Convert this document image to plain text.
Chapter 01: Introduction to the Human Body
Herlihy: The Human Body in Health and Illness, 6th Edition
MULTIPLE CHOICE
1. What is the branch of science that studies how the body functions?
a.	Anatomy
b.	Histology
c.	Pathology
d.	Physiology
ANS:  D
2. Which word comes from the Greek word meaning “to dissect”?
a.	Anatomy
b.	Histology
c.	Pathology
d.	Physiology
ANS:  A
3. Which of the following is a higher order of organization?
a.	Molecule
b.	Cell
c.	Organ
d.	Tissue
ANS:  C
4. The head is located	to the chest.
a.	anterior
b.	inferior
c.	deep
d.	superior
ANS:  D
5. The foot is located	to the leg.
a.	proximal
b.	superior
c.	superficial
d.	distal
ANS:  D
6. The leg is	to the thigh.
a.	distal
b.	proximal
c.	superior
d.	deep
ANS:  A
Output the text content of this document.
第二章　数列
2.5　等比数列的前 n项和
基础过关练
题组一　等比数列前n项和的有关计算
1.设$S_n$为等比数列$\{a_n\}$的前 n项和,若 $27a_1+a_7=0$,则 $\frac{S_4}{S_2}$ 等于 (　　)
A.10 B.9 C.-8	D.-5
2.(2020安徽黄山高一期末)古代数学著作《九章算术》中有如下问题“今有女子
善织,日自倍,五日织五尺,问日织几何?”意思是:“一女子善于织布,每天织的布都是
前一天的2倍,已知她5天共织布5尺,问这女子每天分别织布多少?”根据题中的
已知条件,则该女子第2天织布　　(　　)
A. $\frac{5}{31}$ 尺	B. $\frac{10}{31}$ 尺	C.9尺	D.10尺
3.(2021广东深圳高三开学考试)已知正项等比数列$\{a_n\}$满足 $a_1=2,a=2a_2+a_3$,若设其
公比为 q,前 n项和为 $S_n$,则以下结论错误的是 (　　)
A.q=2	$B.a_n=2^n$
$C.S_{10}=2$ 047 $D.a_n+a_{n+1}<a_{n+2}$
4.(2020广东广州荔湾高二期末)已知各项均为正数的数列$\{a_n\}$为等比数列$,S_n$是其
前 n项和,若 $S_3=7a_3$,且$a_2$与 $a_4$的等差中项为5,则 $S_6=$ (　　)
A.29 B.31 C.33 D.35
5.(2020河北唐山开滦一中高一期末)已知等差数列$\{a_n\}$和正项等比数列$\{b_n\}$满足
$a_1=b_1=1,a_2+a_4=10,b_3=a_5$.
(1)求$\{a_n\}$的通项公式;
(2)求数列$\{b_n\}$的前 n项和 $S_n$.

****

[Task requirements]: Gather every line from the listing above in which "Human" appears, and copy those lines.

[Reply to the exercise]:
Chapter 01: Introduction to the Human Body
Herlihy: The Human Body in Health and Illness, 6th Edition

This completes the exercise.